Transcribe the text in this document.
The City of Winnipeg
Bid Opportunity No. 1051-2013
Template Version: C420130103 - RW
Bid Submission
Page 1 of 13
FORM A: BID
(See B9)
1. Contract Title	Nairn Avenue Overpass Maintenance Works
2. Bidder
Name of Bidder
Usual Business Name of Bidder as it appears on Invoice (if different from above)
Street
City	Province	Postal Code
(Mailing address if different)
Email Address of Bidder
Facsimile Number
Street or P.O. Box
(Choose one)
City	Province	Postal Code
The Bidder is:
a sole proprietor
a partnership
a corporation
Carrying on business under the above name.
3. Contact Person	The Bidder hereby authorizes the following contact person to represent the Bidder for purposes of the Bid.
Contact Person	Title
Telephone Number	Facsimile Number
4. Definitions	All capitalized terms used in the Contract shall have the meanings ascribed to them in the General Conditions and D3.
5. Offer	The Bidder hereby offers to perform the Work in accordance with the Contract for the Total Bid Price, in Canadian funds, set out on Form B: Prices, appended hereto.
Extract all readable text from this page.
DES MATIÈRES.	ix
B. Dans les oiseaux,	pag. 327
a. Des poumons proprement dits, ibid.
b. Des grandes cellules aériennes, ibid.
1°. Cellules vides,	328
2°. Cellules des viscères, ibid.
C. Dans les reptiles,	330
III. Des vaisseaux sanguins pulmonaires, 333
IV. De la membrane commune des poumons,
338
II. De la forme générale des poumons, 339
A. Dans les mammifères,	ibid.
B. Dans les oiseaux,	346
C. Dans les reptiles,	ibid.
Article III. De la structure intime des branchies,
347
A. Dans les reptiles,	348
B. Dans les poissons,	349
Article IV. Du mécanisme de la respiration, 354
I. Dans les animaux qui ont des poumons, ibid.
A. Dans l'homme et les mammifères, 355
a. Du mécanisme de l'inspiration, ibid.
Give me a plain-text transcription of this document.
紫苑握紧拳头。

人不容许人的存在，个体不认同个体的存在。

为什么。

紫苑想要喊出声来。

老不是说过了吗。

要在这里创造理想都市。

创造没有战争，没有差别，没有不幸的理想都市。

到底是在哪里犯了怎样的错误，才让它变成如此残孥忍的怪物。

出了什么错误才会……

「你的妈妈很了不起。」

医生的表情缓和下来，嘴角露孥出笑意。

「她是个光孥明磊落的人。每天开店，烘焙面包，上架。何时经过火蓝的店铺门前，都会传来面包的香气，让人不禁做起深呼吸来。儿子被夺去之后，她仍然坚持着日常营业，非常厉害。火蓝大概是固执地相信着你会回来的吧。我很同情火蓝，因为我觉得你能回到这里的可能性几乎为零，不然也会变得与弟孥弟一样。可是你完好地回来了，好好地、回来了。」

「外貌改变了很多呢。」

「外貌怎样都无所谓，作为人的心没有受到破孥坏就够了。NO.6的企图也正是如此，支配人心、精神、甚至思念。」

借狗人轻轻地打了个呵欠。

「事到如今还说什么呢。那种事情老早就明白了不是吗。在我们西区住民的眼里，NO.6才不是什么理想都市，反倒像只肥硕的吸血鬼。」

☆ ☆ ☆ ☆

▶ Task statement
Filter out every line that lacks the word "text", and copy the rest.

▶ Expected answer
Transcribe the text in this document.
Extract all readable text from this page.
Give me a plain-text transcription of this document.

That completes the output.